» Extracted records:

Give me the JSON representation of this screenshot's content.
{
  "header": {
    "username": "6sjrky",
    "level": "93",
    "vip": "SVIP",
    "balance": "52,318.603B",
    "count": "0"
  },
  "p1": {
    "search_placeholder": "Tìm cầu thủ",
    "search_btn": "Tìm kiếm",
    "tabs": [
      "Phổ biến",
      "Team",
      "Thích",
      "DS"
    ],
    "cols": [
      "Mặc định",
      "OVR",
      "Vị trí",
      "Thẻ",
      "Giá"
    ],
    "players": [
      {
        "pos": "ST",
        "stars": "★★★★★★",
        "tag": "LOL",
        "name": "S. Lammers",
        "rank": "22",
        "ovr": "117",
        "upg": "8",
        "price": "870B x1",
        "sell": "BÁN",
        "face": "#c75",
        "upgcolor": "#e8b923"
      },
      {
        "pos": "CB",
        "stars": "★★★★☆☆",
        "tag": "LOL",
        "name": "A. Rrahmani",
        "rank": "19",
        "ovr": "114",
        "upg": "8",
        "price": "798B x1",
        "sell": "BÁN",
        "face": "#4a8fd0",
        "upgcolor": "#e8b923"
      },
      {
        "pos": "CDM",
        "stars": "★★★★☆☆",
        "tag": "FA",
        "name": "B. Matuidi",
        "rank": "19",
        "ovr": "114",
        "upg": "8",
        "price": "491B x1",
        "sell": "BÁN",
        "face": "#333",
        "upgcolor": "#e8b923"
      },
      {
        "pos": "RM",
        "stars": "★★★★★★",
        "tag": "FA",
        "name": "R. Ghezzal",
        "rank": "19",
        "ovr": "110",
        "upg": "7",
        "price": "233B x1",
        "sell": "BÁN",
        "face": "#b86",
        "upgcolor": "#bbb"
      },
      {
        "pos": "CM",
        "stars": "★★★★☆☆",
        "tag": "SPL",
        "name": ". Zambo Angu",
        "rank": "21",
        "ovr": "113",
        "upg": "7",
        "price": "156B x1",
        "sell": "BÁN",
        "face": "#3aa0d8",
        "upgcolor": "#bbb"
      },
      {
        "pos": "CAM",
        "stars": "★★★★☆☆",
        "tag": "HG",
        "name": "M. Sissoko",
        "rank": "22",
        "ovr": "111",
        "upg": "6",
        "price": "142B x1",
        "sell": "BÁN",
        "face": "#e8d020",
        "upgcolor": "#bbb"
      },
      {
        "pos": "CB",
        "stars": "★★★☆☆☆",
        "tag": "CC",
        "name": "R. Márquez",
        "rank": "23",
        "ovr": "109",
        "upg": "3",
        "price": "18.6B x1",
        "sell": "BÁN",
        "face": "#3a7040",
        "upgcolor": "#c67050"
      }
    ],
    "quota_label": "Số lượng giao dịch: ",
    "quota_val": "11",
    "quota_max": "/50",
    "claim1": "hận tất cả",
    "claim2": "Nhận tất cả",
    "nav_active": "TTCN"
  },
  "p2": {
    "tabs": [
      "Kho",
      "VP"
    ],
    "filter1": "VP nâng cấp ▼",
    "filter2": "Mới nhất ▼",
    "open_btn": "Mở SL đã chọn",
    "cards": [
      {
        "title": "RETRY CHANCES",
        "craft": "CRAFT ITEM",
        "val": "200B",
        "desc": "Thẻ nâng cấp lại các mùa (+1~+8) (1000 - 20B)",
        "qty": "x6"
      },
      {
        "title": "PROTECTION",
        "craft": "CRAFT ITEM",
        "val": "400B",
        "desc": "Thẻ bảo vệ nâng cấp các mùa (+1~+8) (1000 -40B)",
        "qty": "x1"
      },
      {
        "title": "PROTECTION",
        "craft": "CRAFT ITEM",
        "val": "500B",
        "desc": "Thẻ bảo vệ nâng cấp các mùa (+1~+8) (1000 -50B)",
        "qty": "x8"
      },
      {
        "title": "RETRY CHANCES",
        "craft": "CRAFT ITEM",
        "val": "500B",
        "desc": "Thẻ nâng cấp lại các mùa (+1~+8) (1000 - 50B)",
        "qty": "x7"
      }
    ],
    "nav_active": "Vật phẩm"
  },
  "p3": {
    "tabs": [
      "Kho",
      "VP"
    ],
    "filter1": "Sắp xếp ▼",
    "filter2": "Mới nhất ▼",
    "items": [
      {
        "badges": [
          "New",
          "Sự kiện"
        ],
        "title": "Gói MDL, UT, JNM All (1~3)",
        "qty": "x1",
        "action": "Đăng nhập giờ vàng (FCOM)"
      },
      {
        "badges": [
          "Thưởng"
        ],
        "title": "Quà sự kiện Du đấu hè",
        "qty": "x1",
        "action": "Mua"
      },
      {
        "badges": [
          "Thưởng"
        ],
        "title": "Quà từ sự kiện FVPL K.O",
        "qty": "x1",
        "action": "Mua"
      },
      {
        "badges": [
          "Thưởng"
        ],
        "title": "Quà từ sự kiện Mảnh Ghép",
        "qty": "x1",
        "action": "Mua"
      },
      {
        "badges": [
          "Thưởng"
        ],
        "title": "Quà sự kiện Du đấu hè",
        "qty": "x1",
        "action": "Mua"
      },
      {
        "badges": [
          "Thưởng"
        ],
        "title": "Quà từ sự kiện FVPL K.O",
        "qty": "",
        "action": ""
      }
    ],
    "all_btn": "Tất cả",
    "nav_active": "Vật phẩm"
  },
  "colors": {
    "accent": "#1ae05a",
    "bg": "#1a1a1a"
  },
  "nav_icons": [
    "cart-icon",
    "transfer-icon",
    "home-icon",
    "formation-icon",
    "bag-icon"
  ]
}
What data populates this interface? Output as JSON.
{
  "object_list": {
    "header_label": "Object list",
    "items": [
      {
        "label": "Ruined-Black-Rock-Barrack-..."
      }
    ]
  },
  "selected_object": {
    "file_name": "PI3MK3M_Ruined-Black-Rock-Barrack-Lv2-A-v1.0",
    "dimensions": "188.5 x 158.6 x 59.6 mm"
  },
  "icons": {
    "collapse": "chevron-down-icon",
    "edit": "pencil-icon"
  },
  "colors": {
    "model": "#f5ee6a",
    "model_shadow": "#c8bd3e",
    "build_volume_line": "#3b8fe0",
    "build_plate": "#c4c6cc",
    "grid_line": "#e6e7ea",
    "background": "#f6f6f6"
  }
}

» Requirement: The answer consists only of the lines from the one containing "What data populates" to the end of the records, each written out exactly.

» Answer to this exercise:
What data populates this interface? Output as JSON.
{
  "object_list": {
    "header_label": "Object list",
    "items": [
      {
        "label": "Ruined-Black-Rock-Barrack-..."
      }
    ]
  },
  "selected_object": {
    "file_name": "PI3MK3M_Ruined-Black-Rock-Barrack-Lv2-A-v1.0",
    "dimensions": "188.5 x 158.6 x 59.6 mm"
  },
  "icons": {
    "collapse": "chevron-down-icon",
    "edit": "pencil-icon"
  },
  "colors": {
    "model": "#f5ee6a",
    "model_shadow": "#c8bd3e",
    "build_volume_line": "#3b8fe0",
    "build_plate": "#c4c6cc",
    "grid_line": "#e6e7ea",
    "background": "#f6f6f6"
  }
}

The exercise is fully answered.